Work to be completed: Single out the lines of the material that contain "unit" and copy them.

========================================

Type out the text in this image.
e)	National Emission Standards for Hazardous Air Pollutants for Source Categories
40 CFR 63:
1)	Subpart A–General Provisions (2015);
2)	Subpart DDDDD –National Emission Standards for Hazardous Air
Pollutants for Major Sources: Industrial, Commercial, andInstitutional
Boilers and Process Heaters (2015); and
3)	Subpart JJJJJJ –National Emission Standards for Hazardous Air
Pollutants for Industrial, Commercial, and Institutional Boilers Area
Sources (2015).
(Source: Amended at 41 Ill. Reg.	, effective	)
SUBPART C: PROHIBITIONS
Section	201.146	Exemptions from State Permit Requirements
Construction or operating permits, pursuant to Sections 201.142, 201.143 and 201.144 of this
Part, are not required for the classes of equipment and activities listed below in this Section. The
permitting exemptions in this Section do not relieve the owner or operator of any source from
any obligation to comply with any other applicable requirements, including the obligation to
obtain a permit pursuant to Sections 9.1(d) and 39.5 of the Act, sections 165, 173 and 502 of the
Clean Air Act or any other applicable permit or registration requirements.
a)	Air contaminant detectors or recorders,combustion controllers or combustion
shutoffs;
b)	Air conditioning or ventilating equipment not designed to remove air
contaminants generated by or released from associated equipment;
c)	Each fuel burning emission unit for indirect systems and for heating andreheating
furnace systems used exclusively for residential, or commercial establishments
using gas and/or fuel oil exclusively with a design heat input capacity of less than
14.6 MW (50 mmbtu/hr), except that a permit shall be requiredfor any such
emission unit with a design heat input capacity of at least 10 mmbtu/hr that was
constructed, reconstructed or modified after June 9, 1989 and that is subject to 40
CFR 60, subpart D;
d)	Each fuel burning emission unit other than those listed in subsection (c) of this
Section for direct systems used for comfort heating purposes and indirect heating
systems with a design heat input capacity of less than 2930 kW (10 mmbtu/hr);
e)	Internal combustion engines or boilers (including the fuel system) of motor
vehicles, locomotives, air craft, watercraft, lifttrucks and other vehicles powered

========================================

Output of the exercise:
c)	Each fuel burning emission unit for indirect systems and for heating andreheating
emission unit with a design heat input capacity of at least 10 mmbtu/hr that was
d)	Each fuel burning emission unit other than those listed in subsection (c) of this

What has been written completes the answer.